Stored entries
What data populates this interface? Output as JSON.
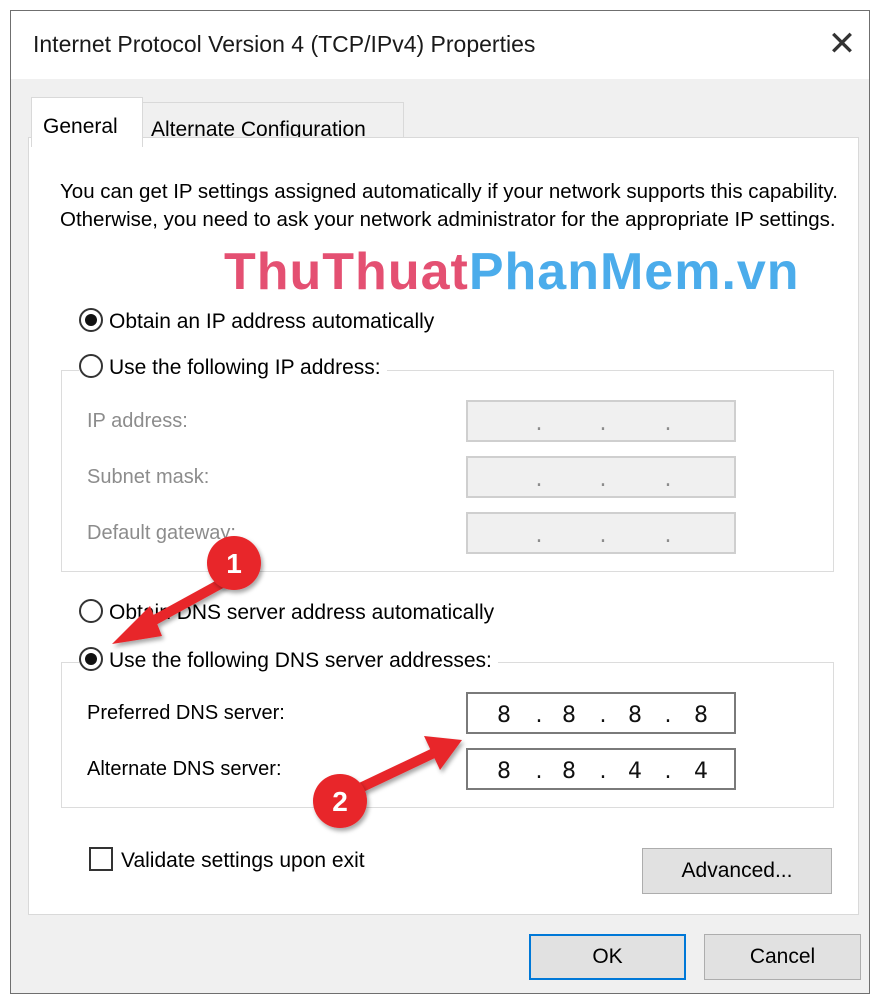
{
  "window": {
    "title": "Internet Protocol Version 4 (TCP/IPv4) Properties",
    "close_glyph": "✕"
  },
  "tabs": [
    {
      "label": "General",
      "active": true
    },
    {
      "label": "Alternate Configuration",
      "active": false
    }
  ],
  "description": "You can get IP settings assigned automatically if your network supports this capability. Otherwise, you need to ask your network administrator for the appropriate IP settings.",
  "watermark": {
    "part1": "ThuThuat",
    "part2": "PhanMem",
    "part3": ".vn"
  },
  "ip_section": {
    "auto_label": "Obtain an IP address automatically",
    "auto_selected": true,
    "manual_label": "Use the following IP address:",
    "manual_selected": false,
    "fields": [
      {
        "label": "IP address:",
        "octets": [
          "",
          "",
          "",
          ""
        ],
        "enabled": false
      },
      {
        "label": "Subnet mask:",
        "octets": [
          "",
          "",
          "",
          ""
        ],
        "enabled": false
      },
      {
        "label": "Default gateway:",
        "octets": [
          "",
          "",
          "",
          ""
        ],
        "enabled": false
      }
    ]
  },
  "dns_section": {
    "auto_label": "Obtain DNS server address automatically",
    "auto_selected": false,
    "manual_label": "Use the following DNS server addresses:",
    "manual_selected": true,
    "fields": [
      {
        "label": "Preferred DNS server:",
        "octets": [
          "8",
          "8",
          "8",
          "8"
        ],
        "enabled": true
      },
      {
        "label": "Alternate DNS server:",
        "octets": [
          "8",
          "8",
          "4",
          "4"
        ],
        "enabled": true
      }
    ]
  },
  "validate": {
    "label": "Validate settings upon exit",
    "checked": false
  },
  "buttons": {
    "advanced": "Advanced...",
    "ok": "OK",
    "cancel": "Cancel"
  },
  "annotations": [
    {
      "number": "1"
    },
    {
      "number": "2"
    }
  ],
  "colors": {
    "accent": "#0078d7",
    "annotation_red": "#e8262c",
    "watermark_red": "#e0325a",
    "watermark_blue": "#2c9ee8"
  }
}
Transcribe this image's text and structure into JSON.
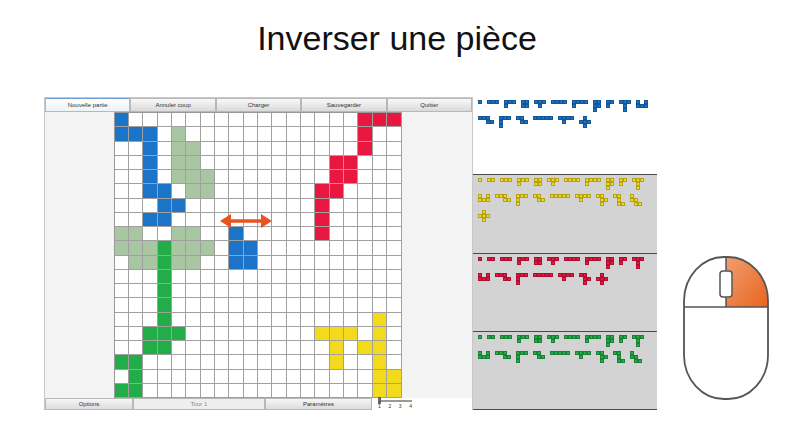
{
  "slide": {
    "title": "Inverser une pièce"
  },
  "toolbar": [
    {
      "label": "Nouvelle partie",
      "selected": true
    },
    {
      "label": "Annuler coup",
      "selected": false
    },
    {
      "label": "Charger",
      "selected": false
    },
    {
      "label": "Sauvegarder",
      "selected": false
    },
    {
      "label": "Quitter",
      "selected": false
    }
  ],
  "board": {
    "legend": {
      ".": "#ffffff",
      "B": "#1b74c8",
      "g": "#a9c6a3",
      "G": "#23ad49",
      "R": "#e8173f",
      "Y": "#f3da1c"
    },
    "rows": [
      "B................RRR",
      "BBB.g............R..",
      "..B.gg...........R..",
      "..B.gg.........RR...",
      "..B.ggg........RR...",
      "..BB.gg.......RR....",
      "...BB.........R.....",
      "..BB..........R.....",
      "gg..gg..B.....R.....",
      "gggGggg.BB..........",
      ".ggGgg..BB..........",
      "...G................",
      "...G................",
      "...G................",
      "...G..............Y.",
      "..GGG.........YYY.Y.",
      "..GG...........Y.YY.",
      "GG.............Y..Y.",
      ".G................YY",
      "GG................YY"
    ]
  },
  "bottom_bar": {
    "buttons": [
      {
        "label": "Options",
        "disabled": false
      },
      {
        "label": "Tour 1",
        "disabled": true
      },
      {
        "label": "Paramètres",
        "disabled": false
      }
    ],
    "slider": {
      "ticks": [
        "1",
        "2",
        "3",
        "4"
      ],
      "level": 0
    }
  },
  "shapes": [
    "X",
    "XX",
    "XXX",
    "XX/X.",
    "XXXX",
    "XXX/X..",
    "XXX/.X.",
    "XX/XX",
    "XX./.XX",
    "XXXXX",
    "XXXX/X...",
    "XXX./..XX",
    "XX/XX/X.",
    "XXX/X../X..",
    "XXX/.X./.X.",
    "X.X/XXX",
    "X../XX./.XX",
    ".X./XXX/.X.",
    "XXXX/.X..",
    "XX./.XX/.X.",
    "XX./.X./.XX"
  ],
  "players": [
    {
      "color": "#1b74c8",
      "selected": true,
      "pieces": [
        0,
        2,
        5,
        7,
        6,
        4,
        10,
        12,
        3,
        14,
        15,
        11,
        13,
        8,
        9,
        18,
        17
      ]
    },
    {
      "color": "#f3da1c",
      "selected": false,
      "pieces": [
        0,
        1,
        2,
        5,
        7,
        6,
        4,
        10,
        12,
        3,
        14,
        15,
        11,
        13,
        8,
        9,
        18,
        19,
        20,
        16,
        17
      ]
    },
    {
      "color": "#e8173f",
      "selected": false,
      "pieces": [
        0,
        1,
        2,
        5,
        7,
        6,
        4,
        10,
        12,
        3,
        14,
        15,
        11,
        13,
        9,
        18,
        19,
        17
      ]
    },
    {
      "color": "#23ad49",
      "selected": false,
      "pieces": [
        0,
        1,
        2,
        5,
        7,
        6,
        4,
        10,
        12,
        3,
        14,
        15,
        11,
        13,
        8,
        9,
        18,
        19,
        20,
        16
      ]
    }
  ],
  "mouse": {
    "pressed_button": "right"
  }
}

What the task asks: Read the lines above. Gather those in which the string "following" is found.

Full output:
    "manual_label": "Use the following IP address:",
    "manual_label": "Use the following DNS server addresses:",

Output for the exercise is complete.